Problem | Give the entries again, word for word.

Data entries for graphics |
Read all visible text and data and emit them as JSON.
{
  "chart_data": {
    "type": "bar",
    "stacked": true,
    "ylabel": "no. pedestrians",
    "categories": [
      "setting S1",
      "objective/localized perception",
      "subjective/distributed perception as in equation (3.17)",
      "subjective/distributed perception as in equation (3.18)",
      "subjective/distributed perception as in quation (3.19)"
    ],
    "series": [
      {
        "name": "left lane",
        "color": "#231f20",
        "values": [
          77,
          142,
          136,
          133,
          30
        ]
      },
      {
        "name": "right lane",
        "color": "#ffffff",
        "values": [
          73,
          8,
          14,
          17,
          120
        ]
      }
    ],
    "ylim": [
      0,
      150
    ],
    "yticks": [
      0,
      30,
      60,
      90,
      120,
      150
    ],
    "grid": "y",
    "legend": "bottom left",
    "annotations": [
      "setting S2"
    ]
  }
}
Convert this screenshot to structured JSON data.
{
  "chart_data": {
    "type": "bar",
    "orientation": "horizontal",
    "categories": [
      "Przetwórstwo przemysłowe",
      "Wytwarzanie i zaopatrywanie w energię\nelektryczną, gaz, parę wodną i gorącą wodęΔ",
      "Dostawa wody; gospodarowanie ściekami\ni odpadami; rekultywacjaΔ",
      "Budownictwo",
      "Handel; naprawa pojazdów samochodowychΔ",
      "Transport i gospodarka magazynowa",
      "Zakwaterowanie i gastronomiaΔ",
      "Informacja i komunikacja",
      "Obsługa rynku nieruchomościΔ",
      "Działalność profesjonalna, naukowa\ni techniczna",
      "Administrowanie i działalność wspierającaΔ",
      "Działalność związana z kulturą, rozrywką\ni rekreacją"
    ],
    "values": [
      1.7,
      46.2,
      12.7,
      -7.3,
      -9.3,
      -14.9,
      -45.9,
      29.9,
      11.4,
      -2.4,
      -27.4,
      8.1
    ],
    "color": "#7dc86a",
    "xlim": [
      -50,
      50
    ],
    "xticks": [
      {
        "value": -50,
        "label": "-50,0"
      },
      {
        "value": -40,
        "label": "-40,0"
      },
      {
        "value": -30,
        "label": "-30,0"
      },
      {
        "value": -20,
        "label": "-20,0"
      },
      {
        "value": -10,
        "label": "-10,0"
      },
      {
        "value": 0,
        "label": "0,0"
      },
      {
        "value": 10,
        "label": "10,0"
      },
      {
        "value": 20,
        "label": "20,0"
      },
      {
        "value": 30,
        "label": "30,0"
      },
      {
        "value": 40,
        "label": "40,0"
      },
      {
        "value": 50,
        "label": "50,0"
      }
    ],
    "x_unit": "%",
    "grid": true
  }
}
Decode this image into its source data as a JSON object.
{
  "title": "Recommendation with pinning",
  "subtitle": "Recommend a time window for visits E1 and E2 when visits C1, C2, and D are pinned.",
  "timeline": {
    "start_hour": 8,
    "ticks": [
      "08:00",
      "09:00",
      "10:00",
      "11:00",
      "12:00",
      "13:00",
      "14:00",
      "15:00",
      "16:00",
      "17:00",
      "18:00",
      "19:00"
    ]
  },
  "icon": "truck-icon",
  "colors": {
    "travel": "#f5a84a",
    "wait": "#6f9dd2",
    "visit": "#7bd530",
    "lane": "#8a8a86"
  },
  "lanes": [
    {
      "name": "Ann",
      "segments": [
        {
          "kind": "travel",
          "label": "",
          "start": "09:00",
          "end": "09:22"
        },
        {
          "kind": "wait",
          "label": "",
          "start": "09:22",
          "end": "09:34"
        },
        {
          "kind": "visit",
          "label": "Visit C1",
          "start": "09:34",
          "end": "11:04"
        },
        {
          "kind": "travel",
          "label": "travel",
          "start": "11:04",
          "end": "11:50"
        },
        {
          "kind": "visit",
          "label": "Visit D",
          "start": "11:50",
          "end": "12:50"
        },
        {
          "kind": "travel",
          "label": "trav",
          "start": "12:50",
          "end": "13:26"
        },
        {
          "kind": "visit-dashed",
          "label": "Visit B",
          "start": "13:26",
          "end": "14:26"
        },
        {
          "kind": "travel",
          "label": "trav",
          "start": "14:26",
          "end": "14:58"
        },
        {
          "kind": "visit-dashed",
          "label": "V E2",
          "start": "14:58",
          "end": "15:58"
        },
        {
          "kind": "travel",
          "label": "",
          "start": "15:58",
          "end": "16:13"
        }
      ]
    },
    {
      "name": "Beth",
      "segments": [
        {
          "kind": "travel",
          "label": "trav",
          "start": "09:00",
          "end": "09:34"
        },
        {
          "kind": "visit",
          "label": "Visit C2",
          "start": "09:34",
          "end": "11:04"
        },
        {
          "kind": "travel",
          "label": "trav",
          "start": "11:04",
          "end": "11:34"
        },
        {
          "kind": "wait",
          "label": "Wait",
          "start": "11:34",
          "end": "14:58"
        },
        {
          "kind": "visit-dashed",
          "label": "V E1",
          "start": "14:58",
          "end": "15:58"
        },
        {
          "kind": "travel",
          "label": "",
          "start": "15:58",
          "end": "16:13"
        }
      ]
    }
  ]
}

Exercise result |
Read all visible text and data and emit them as JSON.
{
  "chart_data": {
    "type": "bar",
    "stacked": true,
    "ylabel": "no. pedestrians",
    "categories": [
      "setting S1",
      "objective/localized perception",
      "subjective/distributed perception as in equation (3.17)",
      "subjective/distributed perception as in equation (3.18)",
      "subjective/distributed perception as in quation (3.19)"
    ],
    "series": [
      {
        "name": "left lane",
        "color": "#231f20",
        "values": [
          77,
          142,
          136,
          133,
          30
        ]
      },
      {
        "name": "right lane",
        "color": "#ffffff",
        "values": [
          73,
          8,
          14,
          17,
          120
        ]
      }
    ],
    "ylim": [
      0,
      150
    ],
    "yticks": [
      0,
      30,
      60,
      90,
      120,
      150
    ],
    "grid": "y",
    "legend": "bottom left",
    "annotations": [
      "setting S2"
    ]
  }
}
Convert this screenshot to structured JSON data.
{
  "chart_data": {
    "type": "bar",
    "orientation": "horizontal",
    "categories": [
      "Przetwórstwo przemysłowe",
      "Wytwarzanie i zaopatrywanie w energię\nelektryczną, gaz, parę wodną i gorącą wodęΔ",
      "Dostawa wody; gospodarowanie ściekami\ni odpadami; rekultywacjaΔ",
      "Budownictwo",
      "Handel; naprawa pojazdów samochodowychΔ",
      "Transport i gospodarka magazynowa",
      "Zakwaterowanie i gastronomiaΔ",
      "Informacja i komunikacja",
      "Obsługa rynku nieruchomościΔ",
      "Działalność profesjonalna, naukowa\ni techniczna",
      "Administrowanie i działalność wspierającaΔ",
      "Działalność związana z kulturą, rozrywką\ni rekreacją"
    ],
    "values": [
      1.7,
      46.2,
      12.7,
      -7.3,
      -9.3,
      -14.9,
      -45.9,
      29.9,
      11.4,
      -2.4,
      -27.4,
      8.1
    ],
    "color": "#7dc86a",
    "xlim": [
      -50,
      50
    ],
    "xticks": [
      {
        "value": -50,
        "label": "-50,0"
      },
      {
        "value": -40,
        "label": "-40,0"
      },
      {
        "value": -30,
        "label": "-30,0"
      },
      {
        "value": -20,
        "label": "-20,0"
      },
      {
        "value": -10,
        "label": "-10,0"
      },
      {
        "value": 0,
        "label": "0,0"
      },
      {
        "value": 10,
        "label": "10,0"
      },
      {
        "value": 20,
        "label": "20,0"
      },
      {
        "value": 30,
        "label": "30,0"
      },
      {
        "value": 40,
        "label": "40,0"
      },
      {
        "value": 50,
        "label": "50,0"
      }
    ],
    "x_unit": "%",
    "grid": true
  }
}
Decode this image into its source data as a JSON object.
{
  "title": "Recommendation with pinning",
  "subtitle": "Recommend a time window for visits E1 and E2 when visits C1, C2, and D are pinned.",
  "timeline": {
    "start_hour": 8,
    "ticks": [
      "08:00",
      "09:00",
      "10:00",
      "11:00",
      "12:00",
      "13:00",
      "14:00",
      "15:00",
      "16:00",
      "17:00",
      "18:00",
      "19:00"
    ]
  },
  "icon": "truck-icon",
  "colors": {
    "travel": "#f5a84a",
    "wait": "#6f9dd2",
    "visit": "#7bd530",
    "lane": "#8a8a86"
  },
  "lanes": [
    {
      "name": "Ann",
      "segments": [
        {
          "kind": "travel",
          "label": "",
          "start": "09:00",
          "end": "09:22"
        },
        {
          "kind": "wait",
          "label": "",
          "start": "09:22",
          "end": "09:34"
        },
        {
          "kind": "visit",
          "label": "Visit C1",
          "start": "09:34",
          "end": "11:04"
        },
        {
          "kind": "travel",
          "label": "travel",
          "start": "11:04",
          "end": "11:50"
        },
        {
          "kind": "visit",
          "label": "Visit D",
          "start": "11:50",
          "end": "12:50"
        },
        {
          "kind": "travel",
          "label": "trav",
          "start": "12:50",
          "end": "13:26"
        },
        {
          "kind": "visit-dashed",
          "label": "Visit B",
          "start": "13:26",
          "end": "14:26"
        },
        {
          "kind": "travel",
          "label": "trav",
          "start": "14:26",
          "end": "14:58"
        },
        {
          "kind": "visit-dashed",
          "label": "V E2",
          "start": "14:58",
          "end": "15:58"
        },
        {
          "kind": "travel",
          "label": "",
          "start": "15:58",
          "end": "16:13"
        }
      ]
    },
    {
      "name": "Beth",
      "segments": [
        {
          "kind": "travel",
          "label": "trav",
          "start": "09:00",
          "end": "09:34"
        },
        {
          "kind": "visit",
          "label": "Visit C2",
          "start": "09:34",
          "end": "11:04"
        },
        {
          "kind": "travel",
          "label": "trav",
          "start": "11:04",
          "end": "11:34"
        },
        {
          "kind": "wait",
          "label": "Wait",
          "start": "11:34",
          "end": "14:58"
        },
        {
          "kind": "visit-dashed",
          "label": "V E1",
          "start": "14:58",
          "end": "15:58"
        },
        {
          "kind": "travel",
          "label": "",
          "start": "15:58",
          "end": "16:13"
        }
      ]
    }
  ]
}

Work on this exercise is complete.